_What is expected_
Below are records to repeat exactly. Omit the pictures from the copy.

_Input_
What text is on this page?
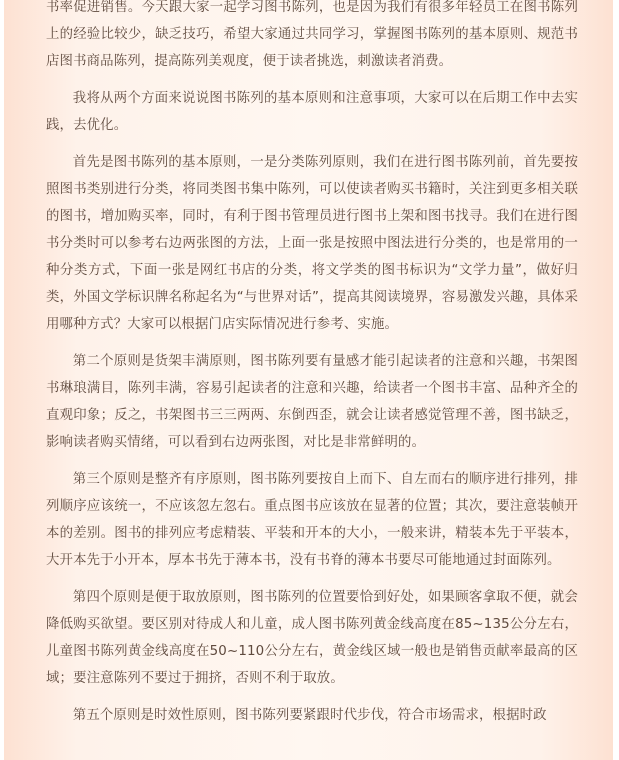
书率促进销售。今天跟大家一起学习图书陈列，也是因为我们有很多年轻员工在图书陈列上的经验比较少，缺乏技巧，希望大家通过共同学习，掌握图书陈列的基本原则、规范书店图书商品陈列，提高陈列美观度，便于读者挑选，刺激读者消费。

我将从两个方面来说说图书陈列的基本原则和注意事项，大家可以在后期工作中去实践，去优化。

首先是图书陈列的基本原则，一是分类陈列原则，我们在进行图书陈列前，首先要按照图书类别进行分类，将同类图书集中陈列，可以使读者购买书籍时，关注到更多相关联的图书，增加购买率，同时，有利于图书管理员进行图书上架和图书找寻。我们在进行图书分类时可以参考右边两张图的方法，上面一张是按照中图法进行分类的，也是常用的一种分类方式，下面一张是网红书店的分类，将文学类的图书标识为“文学力量”，做好归类，外国文学标识牌名称起名为“与世界对话”，提高其阅读境界，容易激发兴趣，具体采用哪种方式？大家可以根据门店实际情况进行参考、实施。

第二个原则是货架丰满原则，图书陈列要有量感才能引起读者的注意和兴趣，书架图书琳琅满目，陈列丰满，容易引起读者的注意和兴趣，给读者一个图书丰富、品种齐全的直观印象；反之，书架图书三三两两、东倒西歪，就会让读者感觉管理不善，图书缺乏，影响读者购买情绪，可以看到右边两张图，对比是非常鲜明的。

第三个原则是整齐有序原则，图书陈列要按自上而下、自左而右的顺序进行排列，排列顺序应该统一，不应该忽左忽右。重点图书应该放在显著的位置；其次，要注意装帧开本的差别。图书的排列应考虑精装、平装和开本的大小，一般来讲，精装本先于平装本，大开本先于小开本，厚本书先于薄本书，没有书脊的薄本书要尽可能地通过封面陈列。

第四个原则是便于取放原则，图书陈列的位置要恰到好处，如果顾客拿取不便，就会降低购买欲望。要区别对待成人和儿童，成人图书陈列黄金线高度在85~135公分左右，儿童图书陈列黄金线高度在50~110公分左右，黄金线区域一般也是销售贡献率最高的区域；要注意陈列不要过于拥挤，否则不利于取放。

第五个原则是时效性原则，图书陈列要紧跟时代步伐，符合市场需求，根据时政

_Expected answer_
What text is on this page?
书率促进销售。今天跟大家一起学习图书陈列，也是因为我们有很多年轻员工在图书陈列上的经验比较少，缺乏技巧，希望大家通过共同学习，掌握图书陈列的基本原则、规范书店图书商品陈列，提高陈列美观度，便于读者挑选，刺激读者消费。

我将从两个方面来说说图书陈列的基本原则和注意事项，大家可以在后期工作中去实践，去优化。

首先是图书陈列的基本原则，一是分类陈列原则，我们在进行图书陈列前，首先要按照图书类别进行分类，将同类图书集中陈列，可以使读者购买书籍时，关注到更多相关联的图书，增加购买率，同时，有利于图书管理员进行图书上架和图书找寻。我们在进行图书分类时可以参考右边两张图的方法，上面一张是按照中图法进行分类的，也是常用的一种分类方式，下面一张是网红书店的分类，将文学类的图书标识为“文学力量”，做好归类，外国文学标识牌名称起名为“与世界对话”，提高其阅读境界，容易激发兴趣，具体采用哪种方式？大家可以根据门店实际情况进行参考、实施。

第二个原则是货架丰满原则，图书陈列要有量感才能引起读者的注意和兴趣，书架图书琳琅满目，陈列丰满，容易引起读者的注意和兴趣，给读者一个图书丰富、品种齐全的直观印象；反之，书架图书三三两两、东倒西歪，就会让读者感觉管理不善，图书缺乏，影响读者购买情绪，可以看到右边两张图，对比是非常鲜明的。

第三个原则是整齐有序原则，图书陈列要按自上而下、自左而右的顺序进行排列，排列顺序应该统一，不应该忽左忽右。重点图书应该放在显著的位置；其次，要注意装帧开本的差别。图书的排列应考虑精装、平装和开本的大小，一般来讲，精装本先于平装本，大开本先于小开本，厚本书先于薄本书，没有书脊的薄本书要尽可能地通过封面陈列。

第四个原则是便于取放原则，图书陈列的位置要恰到好处，如果顾客拿取不便，就会降低购买欲望。要区别对待成人和儿童，成人图书陈列黄金线高度在85~135公分左右，儿童图书陈列黄金线高度在50~110公分左右，黄金线区域一般也是销售贡献率最高的区域；要注意陈列不要过于拥挤，否则不利于取放。

第五个原则是时效性原则，图书陈列要紧跟时代步伐，符合市场需求，根据时政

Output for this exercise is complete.